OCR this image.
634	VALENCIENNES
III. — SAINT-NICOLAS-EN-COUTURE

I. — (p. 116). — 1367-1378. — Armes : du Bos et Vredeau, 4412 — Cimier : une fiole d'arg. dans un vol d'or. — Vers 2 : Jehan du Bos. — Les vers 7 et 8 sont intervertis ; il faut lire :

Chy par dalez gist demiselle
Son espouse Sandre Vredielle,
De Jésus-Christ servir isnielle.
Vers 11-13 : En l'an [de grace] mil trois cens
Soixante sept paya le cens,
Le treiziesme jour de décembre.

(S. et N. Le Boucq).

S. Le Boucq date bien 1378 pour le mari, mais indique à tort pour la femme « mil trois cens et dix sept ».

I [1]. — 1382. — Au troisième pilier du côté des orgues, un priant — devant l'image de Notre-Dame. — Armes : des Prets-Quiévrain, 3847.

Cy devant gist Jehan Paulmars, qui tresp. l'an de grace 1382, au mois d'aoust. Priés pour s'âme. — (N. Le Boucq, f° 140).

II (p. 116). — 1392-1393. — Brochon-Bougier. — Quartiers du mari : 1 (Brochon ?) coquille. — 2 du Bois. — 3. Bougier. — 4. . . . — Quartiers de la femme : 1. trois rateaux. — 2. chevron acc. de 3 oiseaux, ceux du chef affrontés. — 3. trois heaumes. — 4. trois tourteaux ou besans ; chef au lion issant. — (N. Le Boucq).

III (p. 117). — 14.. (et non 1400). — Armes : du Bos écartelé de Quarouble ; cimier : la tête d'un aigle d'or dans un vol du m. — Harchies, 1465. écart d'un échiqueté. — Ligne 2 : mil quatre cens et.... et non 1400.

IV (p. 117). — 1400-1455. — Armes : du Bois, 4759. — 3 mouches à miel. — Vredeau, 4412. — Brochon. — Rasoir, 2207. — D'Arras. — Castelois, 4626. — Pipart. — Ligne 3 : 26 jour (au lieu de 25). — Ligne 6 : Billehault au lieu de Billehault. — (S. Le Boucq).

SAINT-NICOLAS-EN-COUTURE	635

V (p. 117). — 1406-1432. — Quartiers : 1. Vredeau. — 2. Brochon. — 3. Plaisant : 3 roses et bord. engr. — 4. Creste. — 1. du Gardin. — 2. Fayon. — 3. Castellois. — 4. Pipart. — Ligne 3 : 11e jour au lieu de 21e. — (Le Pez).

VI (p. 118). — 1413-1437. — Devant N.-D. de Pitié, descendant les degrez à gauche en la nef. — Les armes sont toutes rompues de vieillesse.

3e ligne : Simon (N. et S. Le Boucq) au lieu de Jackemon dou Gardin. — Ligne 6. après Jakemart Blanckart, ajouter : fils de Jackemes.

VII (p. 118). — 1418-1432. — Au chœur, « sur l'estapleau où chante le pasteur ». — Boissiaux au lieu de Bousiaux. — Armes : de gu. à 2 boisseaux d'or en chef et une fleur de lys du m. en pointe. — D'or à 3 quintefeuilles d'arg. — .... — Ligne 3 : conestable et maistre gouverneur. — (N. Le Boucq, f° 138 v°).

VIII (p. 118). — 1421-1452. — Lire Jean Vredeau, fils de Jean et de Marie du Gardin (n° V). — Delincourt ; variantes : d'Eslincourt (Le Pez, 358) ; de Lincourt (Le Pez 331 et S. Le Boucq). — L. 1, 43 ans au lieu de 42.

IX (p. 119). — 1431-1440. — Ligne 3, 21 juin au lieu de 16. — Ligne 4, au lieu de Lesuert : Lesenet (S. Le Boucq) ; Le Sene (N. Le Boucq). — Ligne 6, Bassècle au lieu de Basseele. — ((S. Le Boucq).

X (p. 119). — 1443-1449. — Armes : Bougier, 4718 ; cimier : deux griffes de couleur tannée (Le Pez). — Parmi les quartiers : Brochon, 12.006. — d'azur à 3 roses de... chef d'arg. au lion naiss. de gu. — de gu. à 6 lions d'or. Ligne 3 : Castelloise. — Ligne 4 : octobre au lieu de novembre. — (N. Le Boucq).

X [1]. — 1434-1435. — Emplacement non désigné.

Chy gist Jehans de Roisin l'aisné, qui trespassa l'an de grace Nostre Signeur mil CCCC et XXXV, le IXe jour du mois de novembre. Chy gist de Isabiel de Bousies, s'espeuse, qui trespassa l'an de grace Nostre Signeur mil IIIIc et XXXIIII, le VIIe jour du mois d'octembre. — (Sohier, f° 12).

════════════════════

## Stated exercise
From the material above, copy each line that includes the word "cens".

## Solution below
Vers 11-13 : En l'an [de grace] mil trois cens
Soixante sept paya le cens,
S. Le Boucq date bien 1378 pour le mari, mais indique à tort pour la femme « mil trois cens et dix sept ».
III (p. 117). — 14.. (et non 1400). — Armes : du Bos écartelé de Quarouble ; cimier : la tête d'un aigle d'or dans un vol du m. — Harchies, 1465. écart d'un échiqueté. — Ligne 2 : mil quatre cens et.... et non 1400.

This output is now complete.